» **What you should do**:
Reproduce the material in full, unchanged.

» **Provided entries**:

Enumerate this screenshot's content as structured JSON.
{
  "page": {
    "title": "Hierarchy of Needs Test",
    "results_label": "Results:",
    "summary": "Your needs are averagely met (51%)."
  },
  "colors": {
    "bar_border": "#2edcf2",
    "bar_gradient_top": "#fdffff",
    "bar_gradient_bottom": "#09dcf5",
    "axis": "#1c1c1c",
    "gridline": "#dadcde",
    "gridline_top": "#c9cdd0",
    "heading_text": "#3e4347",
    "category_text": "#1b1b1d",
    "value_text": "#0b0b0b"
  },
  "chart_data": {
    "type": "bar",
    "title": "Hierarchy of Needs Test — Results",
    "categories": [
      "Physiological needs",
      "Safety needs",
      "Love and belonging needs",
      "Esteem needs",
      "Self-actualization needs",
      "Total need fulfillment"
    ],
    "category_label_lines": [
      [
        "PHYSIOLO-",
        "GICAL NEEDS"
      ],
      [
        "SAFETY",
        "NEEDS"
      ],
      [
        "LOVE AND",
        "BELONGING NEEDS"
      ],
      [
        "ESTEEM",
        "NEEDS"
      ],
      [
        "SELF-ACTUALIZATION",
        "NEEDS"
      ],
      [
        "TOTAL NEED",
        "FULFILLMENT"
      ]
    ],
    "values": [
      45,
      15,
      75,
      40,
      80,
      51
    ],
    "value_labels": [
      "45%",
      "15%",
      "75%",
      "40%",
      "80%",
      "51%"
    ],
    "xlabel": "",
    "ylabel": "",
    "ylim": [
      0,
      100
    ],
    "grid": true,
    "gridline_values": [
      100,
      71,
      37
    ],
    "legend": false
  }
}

» **Answer to this problem**:
Enumerate this screenshot's content as structured JSON.
{
  "page": {
    "title": "Hierarchy of Needs Test",
    "results_label": "Results:",
    "summary": "Your needs are averagely met (51%)."
  },
  "colors": {
    "bar_border": "#2edcf2",
    "bar_gradient_top": "#fdffff",
    "bar_gradient_bottom": "#09dcf5",
    "axis": "#1c1c1c",
    "gridline": "#dadcde",
    "gridline_top": "#c9cdd0",
    "heading_text": "#3e4347",
    "category_text": "#1b1b1d",
    "value_text": "#0b0b0b"
  },
  "chart_data": {
    "type": "bar",
    "title": "Hierarchy of Needs Test — Results",
    "categories": [
      "Physiological needs",
      "Safety needs",
      "Love and belonging needs",
      "Esteem needs",
      "Self-actualization needs",
      "Total need fulfillment"
    ],
    "category_label_lines": [
      [
        "PHYSIOLO-",
        "GICAL NEEDS"
      ],
      [
        "SAFETY",
        "NEEDS"
      ],
      [
        "LOVE AND",
        "BELONGING NEEDS"
      ],
      [
        "ESTEEM",
        "NEEDS"
      ],
      [
        "SELF-ACTUALIZATION",
        "NEEDS"
      ],
      [
        "TOTAL NEED",
        "FULFILLMENT"
      ]
    ],
    "values": [
      45,
      15,
      75,
      40,
      80,
      51
    ],
    "value_labels": [
      "45%",
      "15%",
      "75%",
      "40%",
      "80%",
      "51%"
    ],
    "xlabel": "",
    "ylabel": "",
    "ylim": [
      0,
      100
    ],
    "grid": true,
    "gridline_values": [
      100,
      71,
      37
    ],
    "legend": false
  }
}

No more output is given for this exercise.